(The request):
Your copy of the material must match it exactly, except that pictures are dropped.

(Task material):
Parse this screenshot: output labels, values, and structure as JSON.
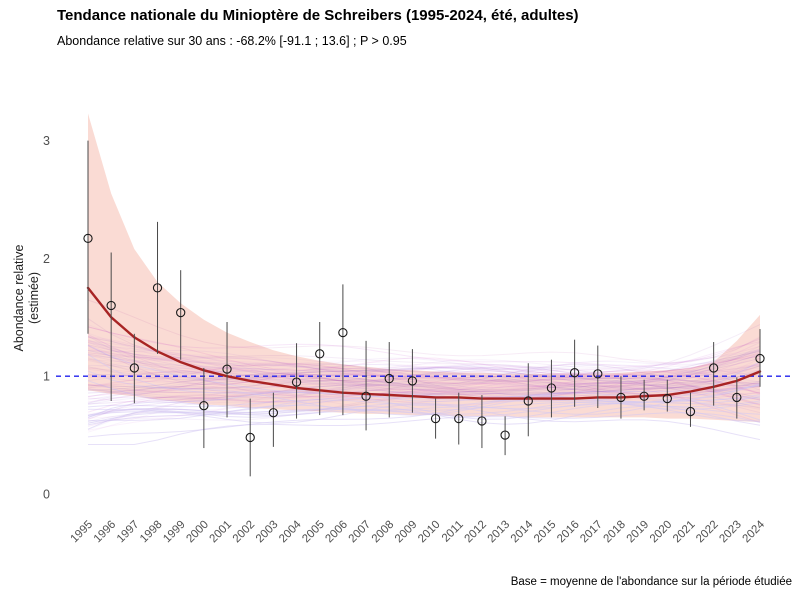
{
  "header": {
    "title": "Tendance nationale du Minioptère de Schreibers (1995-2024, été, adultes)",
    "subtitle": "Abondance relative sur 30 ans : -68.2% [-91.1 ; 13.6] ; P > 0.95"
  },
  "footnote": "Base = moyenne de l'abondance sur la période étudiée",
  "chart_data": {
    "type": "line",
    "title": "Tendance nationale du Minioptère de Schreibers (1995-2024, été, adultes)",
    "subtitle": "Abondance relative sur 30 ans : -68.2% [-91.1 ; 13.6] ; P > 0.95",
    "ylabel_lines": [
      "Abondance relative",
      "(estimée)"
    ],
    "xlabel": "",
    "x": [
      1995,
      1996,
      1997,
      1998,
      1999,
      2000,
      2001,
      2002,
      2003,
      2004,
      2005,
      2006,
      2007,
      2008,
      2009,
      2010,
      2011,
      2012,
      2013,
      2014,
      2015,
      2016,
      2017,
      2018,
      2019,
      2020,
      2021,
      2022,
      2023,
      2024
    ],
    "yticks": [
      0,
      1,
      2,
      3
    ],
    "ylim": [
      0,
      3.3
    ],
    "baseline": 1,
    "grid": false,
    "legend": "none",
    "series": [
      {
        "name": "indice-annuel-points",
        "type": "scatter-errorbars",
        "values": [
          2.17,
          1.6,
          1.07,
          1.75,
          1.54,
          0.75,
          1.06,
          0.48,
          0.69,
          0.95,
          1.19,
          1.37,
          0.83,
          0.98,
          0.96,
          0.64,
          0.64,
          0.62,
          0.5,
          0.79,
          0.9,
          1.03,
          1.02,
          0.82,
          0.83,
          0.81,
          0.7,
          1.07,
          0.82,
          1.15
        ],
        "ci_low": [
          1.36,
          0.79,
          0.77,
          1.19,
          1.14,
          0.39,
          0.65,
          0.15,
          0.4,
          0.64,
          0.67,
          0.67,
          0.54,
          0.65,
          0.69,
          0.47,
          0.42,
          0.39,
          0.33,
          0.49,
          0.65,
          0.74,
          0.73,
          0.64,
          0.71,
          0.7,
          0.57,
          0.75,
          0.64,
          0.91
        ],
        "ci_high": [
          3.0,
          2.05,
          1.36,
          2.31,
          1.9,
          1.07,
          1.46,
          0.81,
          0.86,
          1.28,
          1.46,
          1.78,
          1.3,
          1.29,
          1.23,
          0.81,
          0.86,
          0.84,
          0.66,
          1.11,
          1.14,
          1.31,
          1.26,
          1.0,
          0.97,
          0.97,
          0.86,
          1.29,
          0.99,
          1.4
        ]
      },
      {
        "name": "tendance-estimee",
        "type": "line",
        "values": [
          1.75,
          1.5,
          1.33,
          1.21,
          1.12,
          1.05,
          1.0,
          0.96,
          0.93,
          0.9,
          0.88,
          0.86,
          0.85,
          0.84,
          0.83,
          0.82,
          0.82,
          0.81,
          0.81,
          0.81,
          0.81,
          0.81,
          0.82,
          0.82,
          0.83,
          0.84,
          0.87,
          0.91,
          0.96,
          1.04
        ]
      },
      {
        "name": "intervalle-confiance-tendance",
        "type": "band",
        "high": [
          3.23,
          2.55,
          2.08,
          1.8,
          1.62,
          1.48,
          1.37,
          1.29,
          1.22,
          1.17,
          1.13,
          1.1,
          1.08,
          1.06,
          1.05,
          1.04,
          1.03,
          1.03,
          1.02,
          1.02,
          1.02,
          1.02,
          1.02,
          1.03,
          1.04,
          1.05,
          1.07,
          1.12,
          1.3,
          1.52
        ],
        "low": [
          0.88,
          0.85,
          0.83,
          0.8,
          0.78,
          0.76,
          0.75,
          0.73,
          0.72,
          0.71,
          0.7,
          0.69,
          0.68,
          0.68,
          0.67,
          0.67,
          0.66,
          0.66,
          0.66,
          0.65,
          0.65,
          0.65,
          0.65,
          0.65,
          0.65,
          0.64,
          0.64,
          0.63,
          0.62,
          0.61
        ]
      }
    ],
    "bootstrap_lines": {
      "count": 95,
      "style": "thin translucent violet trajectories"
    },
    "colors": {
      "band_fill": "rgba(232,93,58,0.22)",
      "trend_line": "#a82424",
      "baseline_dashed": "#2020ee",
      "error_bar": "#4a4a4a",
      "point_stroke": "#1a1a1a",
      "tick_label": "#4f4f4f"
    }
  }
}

(Expected answer):
Parse this screenshot: output labels, values, and structure as JSON.
{
  "header": {
    "title": "Tendance nationale du Minioptère de Schreibers (1995-2024, été, adultes)",
    "subtitle": "Abondance relative sur 30 ans : -68.2% [-91.1 ; 13.6] ; P > 0.95"
  },
  "footnote": "Base = moyenne de l'abondance sur la période étudiée",
  "chart_data": {
    "type": "line",
    "title": "Tendance nationale du Minioptère de Schreibers (1995-2024, été, adultes)",
    "subtitle": "Abondance relative sur 30 ans : -68.2% [-91.1 ; 13.6] ; P > 0.95",
    "ylabel_lines": [
      "Abondance relative",
      "(estimée)"
    ],
    "xlabel": "",
    "x": [
      1995,
      1996,
      1997,
      1998,
      1999,
      2000,
      2001,
      2002,
      2003,
      2004,
      2005,
      2006,
      2007,
      2008,
      2009,
      2010,
      2011,
      2012,
      2013,
      2014,
      2015,
      2016,
      2017,
      2018,
      2019,
      2020,
      2021,
      2022,
      2023,
      2024
    ],
    "yticks": [
      0,
      1,
      2,
      3
    ],
    "ylim": [
      0,
      3.3
    ],
    "baseline": 1,
    "grid": false,
    "legend": "none",
    "series": [
      {
        "name": "indice-annuel-points",
        "type": "scatter-errorbars",
        "values": [
          2.17,
          1.6,
          1.07,
          1.75,
          1.54,
          0.75,
          1.06,
          0.48,
          0.69,
          0.95,
          1.19,
          1.37,
          0.83,
          0.98,
          0.96,
          0.64,
          0.64,
          0.62,
          0.5,
          0.79,
          0.9,
          1.03,
          1.02,
          0.82,
          0.83,
          0.81,
          0.7,
          1.07,
          0.82,
          1.15
        ],
        "ci_low": [
          1.36,
          0.79,
          0.77,
          1.19,
          1.14,
          0.39,
          0.65,
          0.15,
          0.4,
          0.64,
          0.67,
          0.67,
          0.54,
          0.65,
          0.69,
          0.47,
          0.42,
          0.39,
          0.33,
          0.49,
          0.65,
          0.74,
          0.73,
          0.64,
          0.71,
          0.7,
          0.57,
          0.75,
          0.64,
          0.91
        ],
        "ci_high": [
          3.0,
          2.05,
          1.36,
          2.31,
          1.9,
          1.07,
          1.46,
          0.81,
          0.86,
          1.28,
          1.46,
          1.78,
          1.3,
          1.29,
          1.23,
          0.81,
          0.86,
          0.84,
          0.66,
          1.11,
          1.14,
          1.31,
          1.26,
          1.0,
          0.97,
          0.97,
          0.86,
          1.29,
          0.99,
          1.4
        ]
      },
      {
        "name": "tendance-estimee",
        "type": "line",
        "values": [
          1.75,
          1.5,
          1.33,
          1.21,
          1.12,
          1.05,
          1.0,
          0.96,
          0.93,
          0.9,
          0.88,
          0.86,
          0.85,
          0.84,
          0.83,
          0.82,
          0.82,
          0.81,
          0.81,
          0.81,
          0.81,
          0.81,
          0.82,
          0.82,
          0.83,
          0.84,
          0.87,
          0.91,
          0.96,
          1.04
        ]
      },
      {
        "name": "intervalle-confiance-tendance",
        "type": "band",
        "high": [
          3.23,
          2.55,
          2.08,
          1.8,
          1.62,
          1.48,
          1.37,
          1.29,
          1.22,
          1.17,
          1.13,
          1.1,
          1.08,
          1.06,
          1.05,
          1.04,
          1.03,
          1.03,
          1.02,
          1.02,
          1.02,
          1.02,
          1.02,
          1.03,
          1.04,
          1.05,
          1.07,
          1.12,
          1.3,
          1.52
        ],
        "low": [
          0.88,
          0.85,
          0.83,
          0.8,
          0.78,
          0.76,
          0.75,
          0.73,
          0.72,
          0.71,
          0.7,
          0.69,
          0.68,
          0.68,
          0.67,
          0.67,
          0.66,
          0.66,
          0.66,
          0.65,
          0.65,
          0.65,
          0.65,
          0.65,
          0.65,
          0.64,
          0.64,
          0.63,
          0.62,
          0.61
        ]
      }
    ],
    "bootstrap_lines": {
      "count": 95,
      "style": "thin translucent violet trajectories"
    },
    "colors": {
      "band_fill": "rgba(232,93,58,0.22)",
      "trend_line": "#a82424",
      "baseline_dashed": "#2020ee",
      "error_bar": "#4a4a4a",
      "point_stroke": "#1a1a1a",
      "tick_label": "#4f4f4f"
    }
  }
}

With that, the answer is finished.